▶ **Record set**:
## start

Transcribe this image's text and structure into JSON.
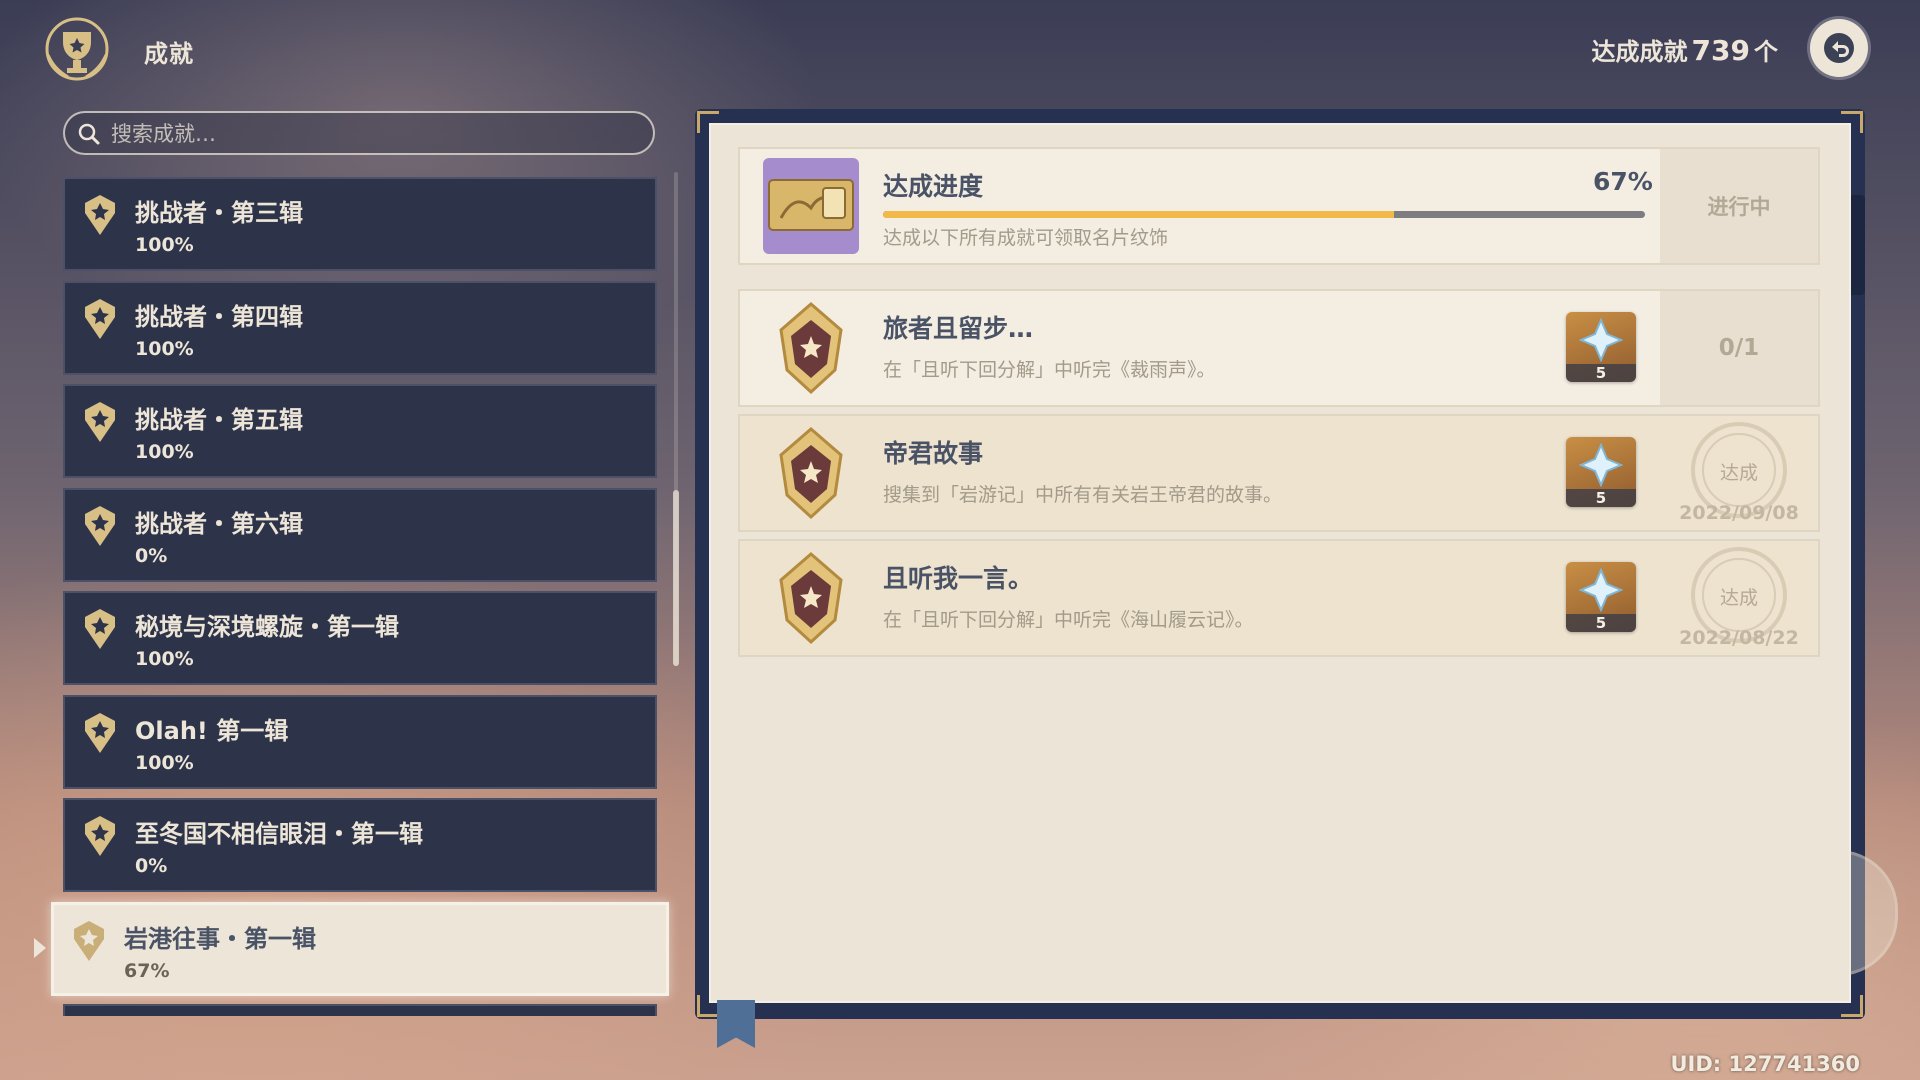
{
  "header": {
    "title": "成就",
    "total_label": "达成成就",
    "total_count": "739",
    "total_unit": "个"
  },
  "search": {
    "placeholder": "搜索成就…"
  },
  "categories": [
    {
      "name": "挑战者・第三辑",
      "percent": "100%"
    },
    {
      "name": "挑战者・第四辑",
      "percent": "100%"
    },
    {
      "name": "挑战者・第五辑",
      "percent": "100%"
    },
    {
      "name": "挑战者・第六辑",
      "percent": "0%"
    },
    {
      "name": "秘境与深境螺旋・第一辑",
      "percent": "100%"
    },
    {
      "name": "Olah! 第一辑",
      "percent": "100%"
    },
    {
      "name": "至冬国不相信眼泪・第一辑",
      "percent": "0%"
    },
    {
      "name": "岩港往事・第一辑",
      "percent": "67%",
      "selected": true
    }
  ],
  "progress": {
    "title": "达成进度",
    "percent_text": "67%",
    "percent_value": 0.67,
    "description": "达成以下所有成就可领取名片纹饰",
    "status": "进行中"
  },
  "achievements": [
    {
      "title": "旅者且留步…",
      "description": "在「且听下回分解」中听完《裁雨声》。",
      "reward_count": "5",
      "status": "0/1",
      "completed": false
    },
    {
      "title": "帝君故事",
      "description": "搜集到「岩游记」中所有有关岩王帝君的故事。",
      "reward_count": "5",
      "status": "达成",
      "date": "2022/09/08",
      "completed": true
    },
    {
      "title": "且听我一言。",
      "description": "在「且听下回分解」中听完《海山履云记》。",
      "reward_count": "5",
      "status": "达成",
      "date": "2022/08/22",
      "completed": true
    }
  ],
  "uid": "UID: 127741360",
  "colors": {
    "accent_gold": "#f0b94a",
    "panel_dark": "#2d3348",
    "paper": "#ebe4d7"
  }
}
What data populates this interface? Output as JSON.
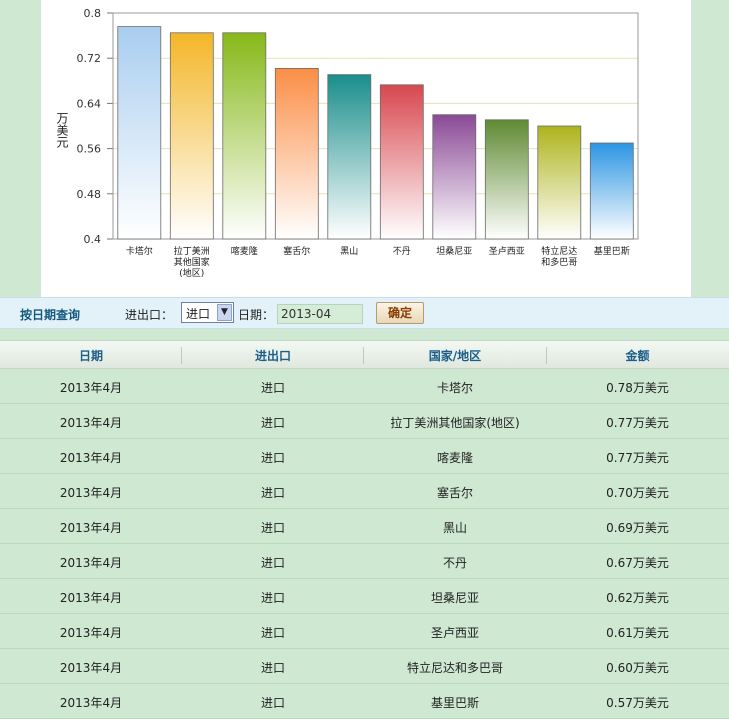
{
  "chart_data": {
    "type": "bar",
    "ylabel": "万美元",
    "ylim": [
      0.4,
      0.8
    ],
    "yticks": [
      "0.8",
      "0.72",
      "0.64",
      "0.56",
      "0.48",
      "0.4"
    ],
    "categories": [
      [
        "卡塔尔"
      ],
      [
        "拉丁美洲",
        "其他国家",
        "(地区)"
      ],
      [
        "喀麦隆"
      ],
      [
        "塞舌尔"
      ],
      [
        "黑山"
      ],
      [
        "不丹"
      ],
      [
        "坦桑尼亚"
      ],
      [
        "圣卢西亚"
      ],
      [
        "特立尼达",
        "和多巴哥"
      ],
      [
        "基里巴斯"
      ]
    ],
    "values": [
      0.776,
      0.765,
      0.765,
      0.702,
      0.691,
      0.673,
      0.62,
      0.611,
      0.6,
      0.57
    ],
    "colors": [
      "#a9cdf0",
      "#f3b628",
      "#86b818",
      "#fb8e46",
      "#1a8e8b",
      "#d8474f",
      "#8a4a96",
      "#5f8a32",
      "#aeb41c",
      "#2c95e3"
    ],
    "grid": true
  },
  "query": {
    "title": "按日期查询",
    "type_label": "进出口：",
    "type_value": "进口",
    "date_label": "日期：",
    "date_value": "2013-04",
    "confirm_label": "确定"
  },
  "table": {
    "headers": [
      "日期",
      "进出口",
      "国家/地区",
      "金额"
    ],
    "rows": [
      [
        "2013年4月",
        "进口",
        "卡塔尔",
        "0.78万美元"
      ],
      [
        "2013年4月",
        "进口",
        "拉丁美洲其他国家(地区)",
        "0.77万美元"
      ],
      [
        "2013年4月",
        "进口",
        "喀麦隆",
        "0.77万美元"
      ],
      [
        "2013年4月",
        "进口",
        "塞舌尔",
        "0.70万美元"
      ],
      [
        "2013年4月",
        "进口",
        "黑山",
        "0.69万美元"
      ],
      [
        "2013年4月",
        "进口",
        "不丹",
        "0.67万美元"
      ],
      [
        "2013年4月",
        "进口",
        "坦桑尼亚",
        "0.62万美元"
      ],
      [
        "2013年4月",
        "进口",
        "圣卢西亚",
        "0.61万美元"
      ],
      [
        "2013年4月",
        "进口",
        "特立尼达和多巴哥",
        "0.60万美元"
      ],
      [
        "2013年4月",
        "进口",
        "基里巴斯",
        "0.57万美元"
      ]
    ]
  }
}
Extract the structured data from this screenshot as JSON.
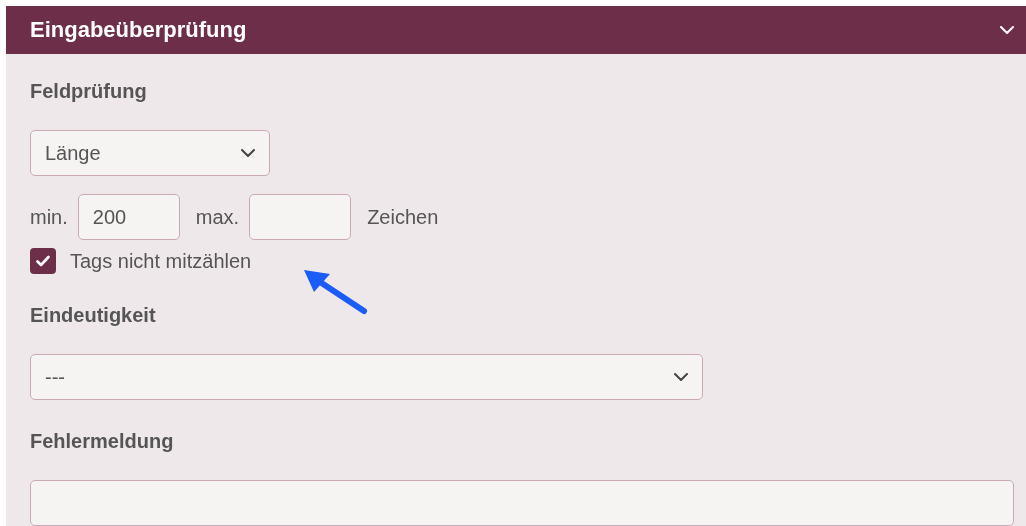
{
  "panel": {
    "title": "Eingabeüberprüfung",
    "expanded": true
  },
  "field_check": {
    "label": "Feldprüfung",
    "select_value": "Länge",
    "min_label": "min.",
    "min_value": "200",
    "max_label": "max.",
    "unit": "Zeichen",
    "checkbox": {
      "label": "Tags nicht mitzählen",
      "checked": true
    }
  },
  "uniqueness": {
    "label": "Eindeutigkeit",
    "select_value": "---"
  },
  "error_message": {
    "label": "Fehlermeldung"
  }
}
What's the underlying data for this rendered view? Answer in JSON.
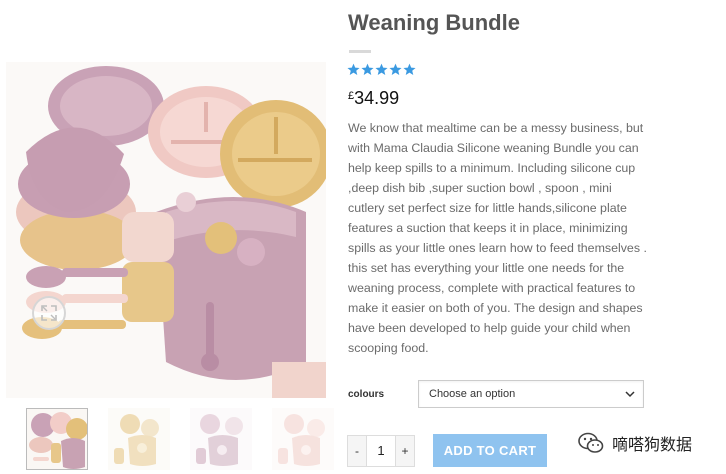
{
  "product": {
    "title": "Weaning Bundle",
    "rating_stars": 5,
    "price_currency": "£",
    "price_amount": "34.99",
    "description": "We know that mealtime can be a  messy business, but with Mama Claudia  Silicone weaning Bundle  you can help keep spills to a minimum. Including silicone cup ,deep dish bib ,super suction bowl  , spoon , mini cutlery set perfect size for little hands,silicone  plate features a suction that keeps it in place, minimizing spills as your little ones learn how to feed themselves . this set has everything your little one needs for the weaning process, complete with practical features to make it easier on both of you. The design and shapes have been developed to help guide your child when scooping food."
  },
  "variation": {
    "label": "colours",
    "select_value": "Choose an option"
  },
  "cart": {
    "minus_label": "-",
    "quantity": "1",
    "plus_label": "+",
    "add_button_label": "ADD TO CART"
  },
  "watermark": {
    "text": "嘀嗒狗数据",
    "icon": "wechat-icon"
  },
  "colors": {
    "accent_star": "#3b9ae1",
    "cart_button": "#8fc3ef",
    "mauve": "#c9a5b7",
    "pink": "#f2cdc8",
    "mustard": "#e3c07a"
  },
  "icons": [
    "zoom-expand-icon",
    "star-icon",
    "chevron-down-icon",
    "wechat-icon"
  ]
}
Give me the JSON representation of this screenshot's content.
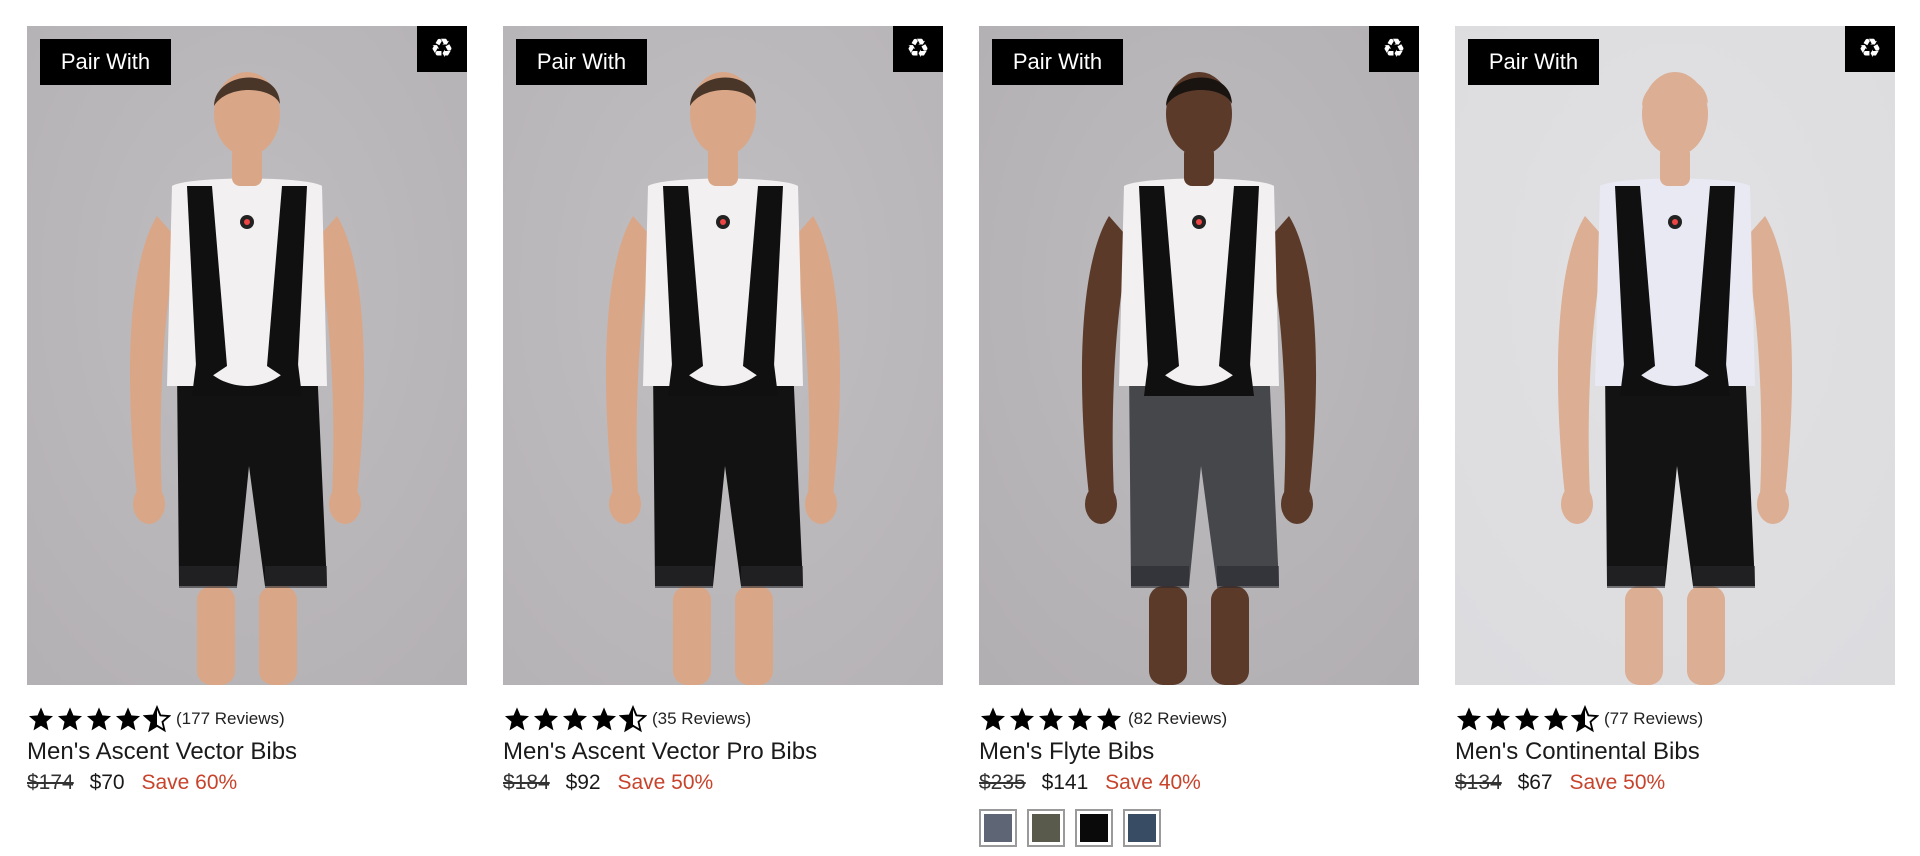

## end

▶ **Challenge**:
Pull out all lines from the entries above that include the word "status".

▶ **Result for this exercise**:
    "status": "进行中"
      "status": "0/1",
      "status": "达成",
      "status": "达成",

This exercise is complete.